Büyüme, başarılı yönetime işletme elemanlarının iyi bir şekilde seçimi, uzmanlaşma ve işbölümünden yararlanmaya, iyi bir finansman yapısına, araştırma ve geliştirme programlarına bağlıdır. büyüme aniden meydana gelen bir hareket değildir. Değişik zamanlarda alınan kararların bir sonucudur. İşletmeye yeni personel alımı, talebi karşılamak için üretimin artırılması veya talebi teşvik etmek gibi konularla büyüme arasındaki ilişki zayıf olabilir ancak büyüme mutlaka alınan bazı kararların uygulanması sonucunda meydana gelmektedir.
Örgütlerde büyüme gereksinimi, her şeyden önce, işletmenin sahip ve yöneticilerinin kar etme düşüncesinden kaynaklandığı söylenebilir. Ancak büyüme ve gelişmenin ilk ve tek güdüsünün kar olduğu söylenemez. Özellikle belirli bir işletme büyüklüğünden sonra, karın ilk amaç olma önemini yitirdiği ve sosyal güdülerin (hırs, güç kazanma, yücelik sağlama, başkalarına yön verme gibi ) ön plana çıktığı gözlemlenmektedir (Tosun, 1980, s. 12-13).
Diğer yandan günümüz işletmeleri için büyümek, işletme sahip ve yöneticilerinin bu tür güdülerinin de ötesinde bir zorunluluk haline gelmiştir. Çünkü işletmeler, sürekli değişen ve gelişen bir çevre içinde yaşamaktadırlar. Günümüzde toplumların amacı, ekonomik büyümeyi ve gelişmeyi sağlamak olmuştur. Sürekli olarak büyüyen bir ekonomik yapı içinde işletmelerin en azından aynı oranda büyümeleri, en azından mevcut konumlarını korumak için gereklidir. Yoksa gün geçtikçe farkında olmadan küçülecektir. Bu yüzden büyüme, işletmelerin varlıklarını devam ettirebilmeleri açısından da önemli bir koşuldur.
Büyüme örgütte değişimi zorunlu hale getirir. İşletmeler belli bir büyüklük sınırına kadar işlerini yürütebilmekte, bu sınırı aşması durumunda ise değişim gerekli olmaktadır. İşletmelerin yıldan yıla hızla büyümeleri büyük olasılıkla örgüt dengesinin bozulmasına neden olacaktır. Örgütte yetki, görev, sorumluluk karar verme ve denetim alanı konularında çatışmalar çıkabilir. Bu durumda ise değişim zorunlu hale gelmektedir.
Ayrıca işletmelerin yaşamlarını deva ettirebilmeleri büyümenin bir fonksiyonudur. Çünkü büyüme, işlemeye çevre baskılarına karşı koyma ve ona daha iyi uyum sağlama fırsatı vermektedir. Böylece bir işletme, rekabet ortamında bulunan diğer firmalarla mücadele ederek amacına ulaşmadan üstünlük sağlayabilecektir (Eren, 1987, s. 88-90).

——————————

• **Yönergeler**
İşletmelerde büyüme konusundaki yukarıdaki metinden, "Diğer yandan günümüz" sözcüklerinin geçtiği yerle açılıp "önemli bir koşuldur." ile kapanan kısmı harfi harfine aktarın.

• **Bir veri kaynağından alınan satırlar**
——————————

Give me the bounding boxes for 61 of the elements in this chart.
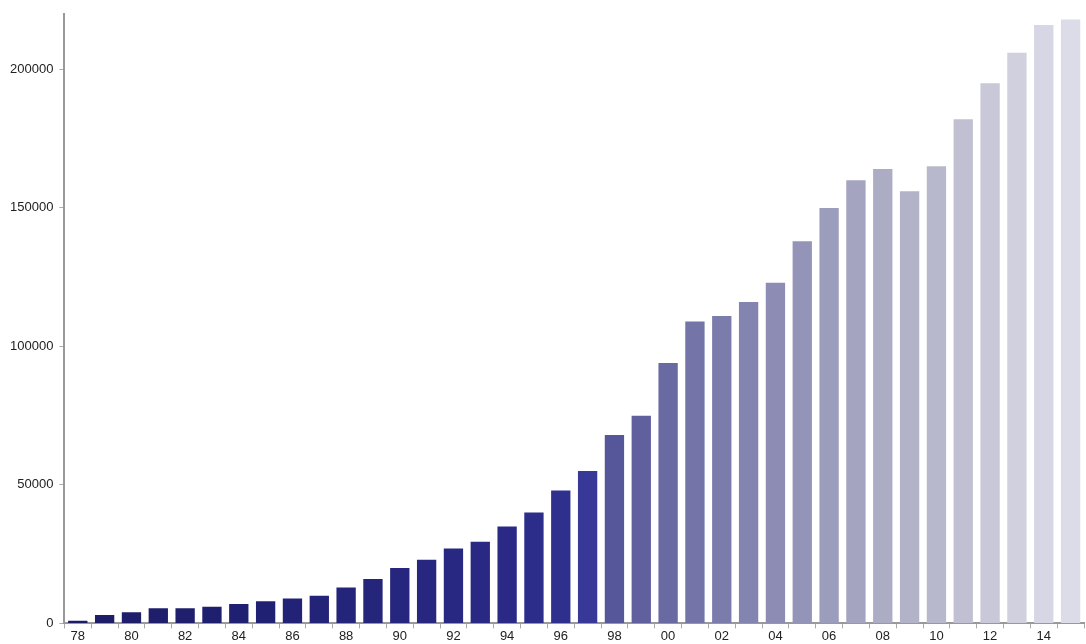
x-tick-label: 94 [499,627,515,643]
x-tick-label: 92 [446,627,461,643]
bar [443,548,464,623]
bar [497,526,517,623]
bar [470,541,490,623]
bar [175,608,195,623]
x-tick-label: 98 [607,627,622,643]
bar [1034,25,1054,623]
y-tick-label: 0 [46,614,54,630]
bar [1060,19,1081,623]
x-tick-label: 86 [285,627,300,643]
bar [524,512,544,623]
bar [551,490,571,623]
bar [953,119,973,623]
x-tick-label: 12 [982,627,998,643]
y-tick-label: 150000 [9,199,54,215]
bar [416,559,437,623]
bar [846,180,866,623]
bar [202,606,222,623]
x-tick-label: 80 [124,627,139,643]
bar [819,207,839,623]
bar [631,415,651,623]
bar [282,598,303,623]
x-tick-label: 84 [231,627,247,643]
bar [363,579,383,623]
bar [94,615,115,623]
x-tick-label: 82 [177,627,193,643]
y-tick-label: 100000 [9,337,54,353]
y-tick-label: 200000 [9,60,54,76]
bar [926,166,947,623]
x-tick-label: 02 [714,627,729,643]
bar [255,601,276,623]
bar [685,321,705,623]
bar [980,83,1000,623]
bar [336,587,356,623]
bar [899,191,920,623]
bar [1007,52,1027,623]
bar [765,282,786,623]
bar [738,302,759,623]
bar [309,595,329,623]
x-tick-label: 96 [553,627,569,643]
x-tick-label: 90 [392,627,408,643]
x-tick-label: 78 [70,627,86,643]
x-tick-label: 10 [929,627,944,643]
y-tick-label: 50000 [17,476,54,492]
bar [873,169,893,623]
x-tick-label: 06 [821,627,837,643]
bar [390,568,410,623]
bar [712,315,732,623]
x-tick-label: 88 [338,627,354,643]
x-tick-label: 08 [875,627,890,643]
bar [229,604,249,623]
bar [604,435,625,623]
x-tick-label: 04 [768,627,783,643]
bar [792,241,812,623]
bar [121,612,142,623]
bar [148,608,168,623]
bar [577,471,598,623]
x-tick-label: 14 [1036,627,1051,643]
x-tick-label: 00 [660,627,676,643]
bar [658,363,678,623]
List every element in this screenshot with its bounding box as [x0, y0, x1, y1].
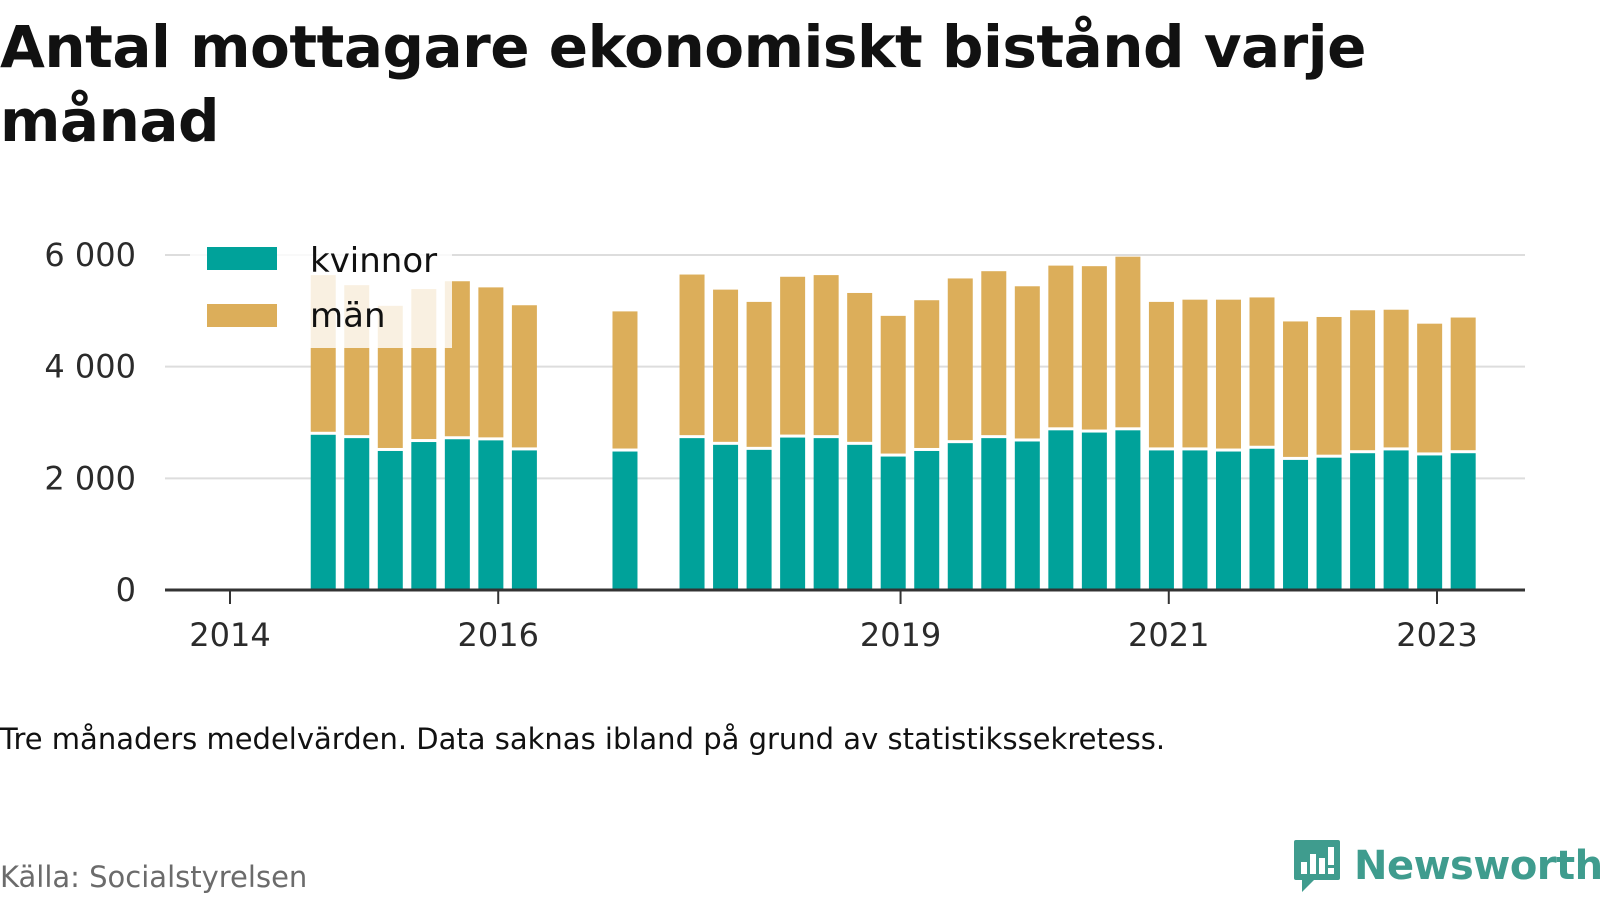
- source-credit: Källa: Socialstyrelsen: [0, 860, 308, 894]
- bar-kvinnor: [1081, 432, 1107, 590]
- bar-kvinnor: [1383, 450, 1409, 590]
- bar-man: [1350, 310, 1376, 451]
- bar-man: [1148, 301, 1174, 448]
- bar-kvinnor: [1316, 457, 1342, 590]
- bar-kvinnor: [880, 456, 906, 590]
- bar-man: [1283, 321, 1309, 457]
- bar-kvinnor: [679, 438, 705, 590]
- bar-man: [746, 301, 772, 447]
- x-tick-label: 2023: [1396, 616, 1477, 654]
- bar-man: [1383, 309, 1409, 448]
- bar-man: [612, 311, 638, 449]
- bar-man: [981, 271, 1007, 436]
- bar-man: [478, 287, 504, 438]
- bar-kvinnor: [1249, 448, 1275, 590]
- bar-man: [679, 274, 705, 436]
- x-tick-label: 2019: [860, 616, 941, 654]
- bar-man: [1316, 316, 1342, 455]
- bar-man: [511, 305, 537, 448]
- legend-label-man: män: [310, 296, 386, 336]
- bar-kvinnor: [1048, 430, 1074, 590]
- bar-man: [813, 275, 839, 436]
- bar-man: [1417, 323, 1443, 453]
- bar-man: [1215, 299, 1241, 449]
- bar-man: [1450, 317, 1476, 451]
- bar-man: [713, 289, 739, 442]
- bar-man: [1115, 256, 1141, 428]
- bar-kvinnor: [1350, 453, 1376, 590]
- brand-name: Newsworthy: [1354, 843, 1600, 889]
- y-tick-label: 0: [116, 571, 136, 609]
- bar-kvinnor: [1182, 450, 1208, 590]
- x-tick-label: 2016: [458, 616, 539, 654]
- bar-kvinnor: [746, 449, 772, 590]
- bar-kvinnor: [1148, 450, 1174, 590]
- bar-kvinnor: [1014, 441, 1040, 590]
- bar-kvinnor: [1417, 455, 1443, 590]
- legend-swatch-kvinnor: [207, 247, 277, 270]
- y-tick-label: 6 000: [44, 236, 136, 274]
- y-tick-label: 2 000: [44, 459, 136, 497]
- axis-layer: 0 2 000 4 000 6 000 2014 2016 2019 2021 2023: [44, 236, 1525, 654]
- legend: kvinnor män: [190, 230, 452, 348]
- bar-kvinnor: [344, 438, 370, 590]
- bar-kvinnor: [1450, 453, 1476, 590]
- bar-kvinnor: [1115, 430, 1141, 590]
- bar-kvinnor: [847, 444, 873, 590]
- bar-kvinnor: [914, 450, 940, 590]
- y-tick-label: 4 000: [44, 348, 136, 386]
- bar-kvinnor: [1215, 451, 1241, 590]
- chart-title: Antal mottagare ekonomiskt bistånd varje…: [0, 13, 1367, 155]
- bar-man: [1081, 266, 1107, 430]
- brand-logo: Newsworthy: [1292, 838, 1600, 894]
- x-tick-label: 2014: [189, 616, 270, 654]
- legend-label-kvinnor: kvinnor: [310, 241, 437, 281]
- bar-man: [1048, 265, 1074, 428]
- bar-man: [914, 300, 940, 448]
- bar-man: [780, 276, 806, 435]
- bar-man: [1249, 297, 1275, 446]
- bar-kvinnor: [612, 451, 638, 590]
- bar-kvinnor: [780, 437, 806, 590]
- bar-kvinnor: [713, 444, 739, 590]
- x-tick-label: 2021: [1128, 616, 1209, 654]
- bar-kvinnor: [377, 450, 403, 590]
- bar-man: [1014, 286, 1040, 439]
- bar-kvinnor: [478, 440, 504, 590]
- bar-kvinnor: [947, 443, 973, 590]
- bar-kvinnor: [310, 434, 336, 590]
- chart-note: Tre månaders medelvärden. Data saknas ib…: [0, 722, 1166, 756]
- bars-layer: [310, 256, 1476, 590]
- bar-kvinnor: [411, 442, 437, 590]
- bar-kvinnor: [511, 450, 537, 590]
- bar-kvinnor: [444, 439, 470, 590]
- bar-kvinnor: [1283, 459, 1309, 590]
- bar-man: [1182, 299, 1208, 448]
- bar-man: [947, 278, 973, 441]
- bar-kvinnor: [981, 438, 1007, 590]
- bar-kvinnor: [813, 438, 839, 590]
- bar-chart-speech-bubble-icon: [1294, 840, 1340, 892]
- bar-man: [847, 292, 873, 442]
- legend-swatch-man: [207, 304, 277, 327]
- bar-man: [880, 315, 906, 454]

——————————

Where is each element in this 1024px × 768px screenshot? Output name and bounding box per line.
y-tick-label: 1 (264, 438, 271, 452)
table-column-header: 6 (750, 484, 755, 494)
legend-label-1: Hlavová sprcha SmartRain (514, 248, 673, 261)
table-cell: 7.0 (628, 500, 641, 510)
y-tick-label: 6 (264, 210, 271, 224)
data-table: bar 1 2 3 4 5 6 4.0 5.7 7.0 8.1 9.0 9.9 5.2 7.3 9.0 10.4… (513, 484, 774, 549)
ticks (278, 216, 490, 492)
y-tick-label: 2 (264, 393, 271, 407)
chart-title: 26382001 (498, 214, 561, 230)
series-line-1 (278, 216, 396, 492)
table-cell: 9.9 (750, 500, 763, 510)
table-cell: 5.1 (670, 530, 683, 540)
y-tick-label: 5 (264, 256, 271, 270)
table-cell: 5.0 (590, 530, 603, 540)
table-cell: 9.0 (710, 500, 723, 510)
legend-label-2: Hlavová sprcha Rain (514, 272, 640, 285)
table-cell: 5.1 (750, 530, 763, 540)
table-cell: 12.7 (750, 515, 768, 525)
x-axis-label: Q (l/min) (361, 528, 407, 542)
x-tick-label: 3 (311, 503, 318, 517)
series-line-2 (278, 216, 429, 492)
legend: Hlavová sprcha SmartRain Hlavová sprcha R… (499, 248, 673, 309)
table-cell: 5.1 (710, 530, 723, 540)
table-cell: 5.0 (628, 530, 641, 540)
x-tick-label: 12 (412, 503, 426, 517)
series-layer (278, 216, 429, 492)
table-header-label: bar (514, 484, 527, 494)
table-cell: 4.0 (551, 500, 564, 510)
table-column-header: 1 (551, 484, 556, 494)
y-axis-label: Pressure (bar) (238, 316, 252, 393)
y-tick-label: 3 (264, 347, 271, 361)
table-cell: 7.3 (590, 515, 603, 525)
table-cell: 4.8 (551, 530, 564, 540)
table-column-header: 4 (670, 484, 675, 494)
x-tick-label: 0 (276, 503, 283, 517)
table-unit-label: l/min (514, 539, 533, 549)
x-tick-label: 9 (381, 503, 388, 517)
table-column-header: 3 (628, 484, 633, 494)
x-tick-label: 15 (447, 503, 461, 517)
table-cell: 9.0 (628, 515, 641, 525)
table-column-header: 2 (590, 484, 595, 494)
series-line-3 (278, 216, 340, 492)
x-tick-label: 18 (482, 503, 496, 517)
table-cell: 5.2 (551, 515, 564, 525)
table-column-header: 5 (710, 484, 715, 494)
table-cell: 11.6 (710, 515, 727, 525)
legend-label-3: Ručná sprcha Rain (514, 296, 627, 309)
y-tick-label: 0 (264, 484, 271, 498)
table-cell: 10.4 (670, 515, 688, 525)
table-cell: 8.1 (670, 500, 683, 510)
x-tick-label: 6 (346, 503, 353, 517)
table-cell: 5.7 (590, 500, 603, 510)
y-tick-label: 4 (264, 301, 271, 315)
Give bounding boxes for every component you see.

——————————

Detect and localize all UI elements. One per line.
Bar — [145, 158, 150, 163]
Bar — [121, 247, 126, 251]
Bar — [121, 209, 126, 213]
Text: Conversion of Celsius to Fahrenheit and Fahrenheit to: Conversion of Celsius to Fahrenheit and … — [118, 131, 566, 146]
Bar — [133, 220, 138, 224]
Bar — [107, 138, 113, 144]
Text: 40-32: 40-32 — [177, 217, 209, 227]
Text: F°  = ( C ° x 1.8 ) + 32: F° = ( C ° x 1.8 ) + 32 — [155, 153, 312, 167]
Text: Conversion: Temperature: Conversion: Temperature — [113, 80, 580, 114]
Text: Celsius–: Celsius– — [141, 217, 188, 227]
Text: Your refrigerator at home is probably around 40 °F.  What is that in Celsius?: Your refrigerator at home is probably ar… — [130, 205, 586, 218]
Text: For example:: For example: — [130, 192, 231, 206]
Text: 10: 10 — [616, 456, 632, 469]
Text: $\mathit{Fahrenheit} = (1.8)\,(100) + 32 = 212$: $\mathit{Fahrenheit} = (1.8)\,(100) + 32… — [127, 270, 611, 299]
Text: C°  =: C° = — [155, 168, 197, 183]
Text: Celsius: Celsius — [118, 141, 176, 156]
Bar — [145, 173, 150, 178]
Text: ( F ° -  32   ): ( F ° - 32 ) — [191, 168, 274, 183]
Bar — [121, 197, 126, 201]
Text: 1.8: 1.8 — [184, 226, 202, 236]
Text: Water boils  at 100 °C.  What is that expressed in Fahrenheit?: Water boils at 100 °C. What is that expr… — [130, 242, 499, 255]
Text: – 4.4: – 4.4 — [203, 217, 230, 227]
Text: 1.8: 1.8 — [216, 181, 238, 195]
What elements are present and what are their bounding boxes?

——————————

• **Sorunun çözümü**
Diğer yandan günümüz işletmeleri için büyümek, işletme sahip ve yöneticilerinin bu tür güdülerinin de ötesinde bir zorunluluk haline gelmiştir. Çünkü işletmeler, sürekli değişen ve gelişen bir çevre içinde yaşamaktadırlar. Günümüzde toplumların amacı, ekonomik büyümeyi ve gelişmeyi sağlamak olmuştur. Sürekli olarak büyüyen bir ekonomik yapı içinde işletmelerin en azından aynı oranda büyümeleri, en azından mevcut konumlarını korumak için gereklidir. Yoksa gün geçtikçe farkında olmadan küçülecektir. Bu yüzden büyüme, işletmelerin varlıklarını devam ettirebilmeleri açısından da önemli bir koşuldur.